— Begin —
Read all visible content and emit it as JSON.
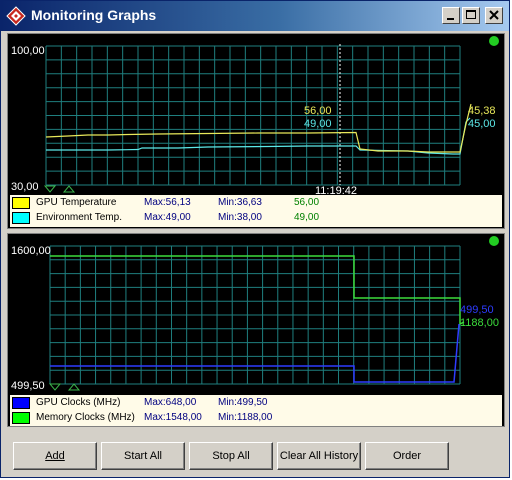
{
  "window": {
    "title": "Monitoring Graphs"
  },
  "colors": {
    "grid": "#1f7f7f",
    "gpu_temp": "#e8e85a",
    "env_temp": "#5ce8e8",
    "gpu_clock": "#2e3cff",
    "mem_clock": "#3cdc3c",
    "status_led": "#22cc22"
  },
  "graph1": {
    "y_max_label": "100,00",
    "y_min_label": "30,00",
    "cursor_time": "11:19:42",
    "cursor_val_1": "56,00",
    "cursor_val_2": "49,00",
    "right_val_1": "45,38",
    "right_val_2": "45,00",
    "legend": [
      {
        "name": "GPU Temperature",
        "max": "Max:56,13",
        "min": "Min:36,63",
        "current": "56,00",
        "color": "#ffff00"
      },
      {
        "name": "Environment Temp.",
        "max": "Max:49,00",
        "min": "Min:38,00",
        "current": "49,00",
        "color": "#00ffff"
      }
    ]
  },
  "graph2": {
    "y_max_label": "1600,00",
    "y_min_label": "499,50",
    "right_val_1": "499,50",
    "right_val_2": "1188,00",
    "legend": [
      {
        "name": "GPU Clocks (MHz)",
        "max": "Max:648,00",
        "min": "Min:499,50",
        "color": "#0000ff"
      },
      {
        "name": "Memory Clocks (MHz)",
        "max": "Max:1548,00",
        "min": "Min:1188,00",
        "color": "#00ff00"
      }
    ]
  },
  "buttons": {
    "add": "Add",
    "start_all": "Start All",
    "stop_all": "Stop All",
    "clear_history": "Clear All History",
    "order": "Order"
  },
  "icons": {
    "app": "app-diamond-icon",
    "minimize": "minimize-icon",
    "maximize": "maximize-icon",
    "close": "close-icon",
    "status": "status-led-icon",
    "scroll": "scroll-arrow-icon"
  }
}
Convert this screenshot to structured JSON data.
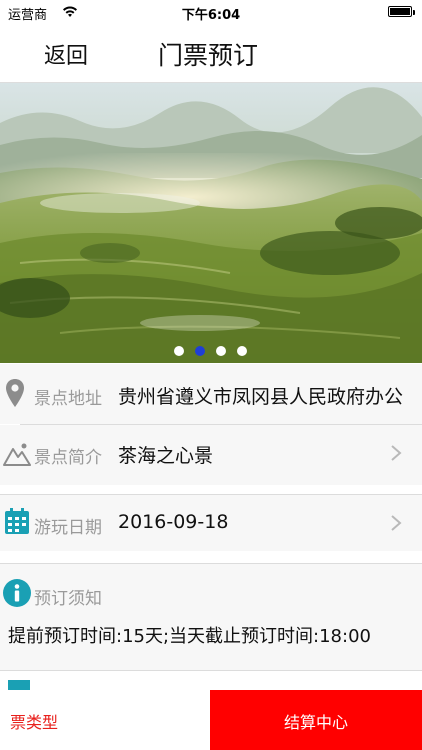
— End —
■ **What is being asked**: Scan the records for the string "JSON". Copy each line in which it appears.

■ **Output of the exercise**:
Read all visible content and emit it as JSON.
Convert this screenshot to structured JSON data.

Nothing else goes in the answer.